What is being asked
Among the records below, find each line that includes the string "下列说法正确的是" and copy it.

Supplied data

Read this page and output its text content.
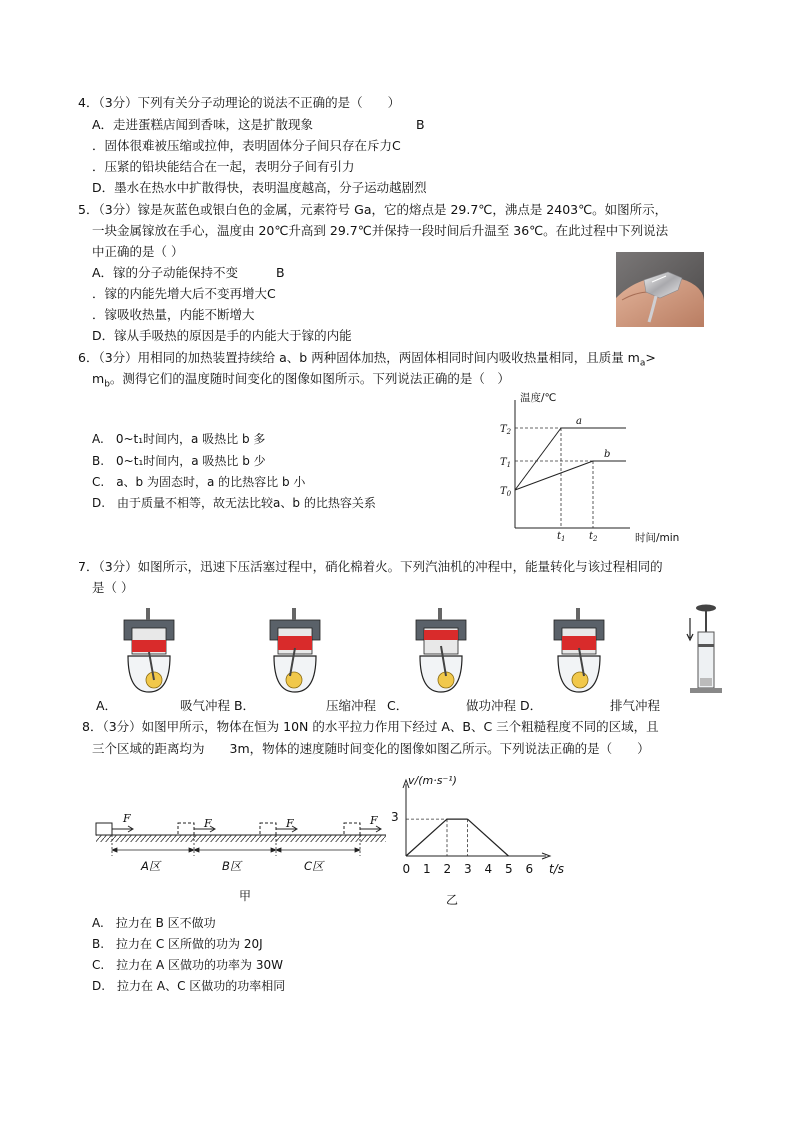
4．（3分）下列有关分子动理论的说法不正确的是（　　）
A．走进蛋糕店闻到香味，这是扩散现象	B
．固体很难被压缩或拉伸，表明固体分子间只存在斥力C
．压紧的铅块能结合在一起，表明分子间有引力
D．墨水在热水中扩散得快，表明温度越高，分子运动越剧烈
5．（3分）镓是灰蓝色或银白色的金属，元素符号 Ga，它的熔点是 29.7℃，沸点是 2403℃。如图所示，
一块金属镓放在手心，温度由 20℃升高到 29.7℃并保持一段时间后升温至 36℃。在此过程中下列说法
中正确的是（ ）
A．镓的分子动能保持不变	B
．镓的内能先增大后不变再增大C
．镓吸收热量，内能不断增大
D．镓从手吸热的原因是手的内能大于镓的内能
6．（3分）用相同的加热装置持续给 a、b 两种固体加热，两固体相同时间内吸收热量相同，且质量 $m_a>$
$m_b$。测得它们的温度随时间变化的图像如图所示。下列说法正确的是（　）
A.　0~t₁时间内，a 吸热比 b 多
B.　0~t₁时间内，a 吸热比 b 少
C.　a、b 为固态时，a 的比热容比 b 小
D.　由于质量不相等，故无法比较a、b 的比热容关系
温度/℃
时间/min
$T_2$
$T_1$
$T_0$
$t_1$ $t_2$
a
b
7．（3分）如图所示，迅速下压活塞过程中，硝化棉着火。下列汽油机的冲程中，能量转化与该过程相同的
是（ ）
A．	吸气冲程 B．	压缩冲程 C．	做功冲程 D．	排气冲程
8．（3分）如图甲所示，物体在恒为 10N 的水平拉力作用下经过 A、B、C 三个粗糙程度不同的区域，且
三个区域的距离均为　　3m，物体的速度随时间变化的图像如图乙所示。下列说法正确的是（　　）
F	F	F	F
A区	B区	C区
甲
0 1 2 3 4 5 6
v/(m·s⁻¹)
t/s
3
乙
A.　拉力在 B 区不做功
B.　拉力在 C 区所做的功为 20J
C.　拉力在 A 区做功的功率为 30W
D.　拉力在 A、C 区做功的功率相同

Written answer
$m_b$。测得它们的温度随时间变化的图像如图所示。下列说法正确的是（　）
三个区域的距离均为　　3m，物体的速度随时间变化的图像如图乙所示。下列说法正确的是（　　）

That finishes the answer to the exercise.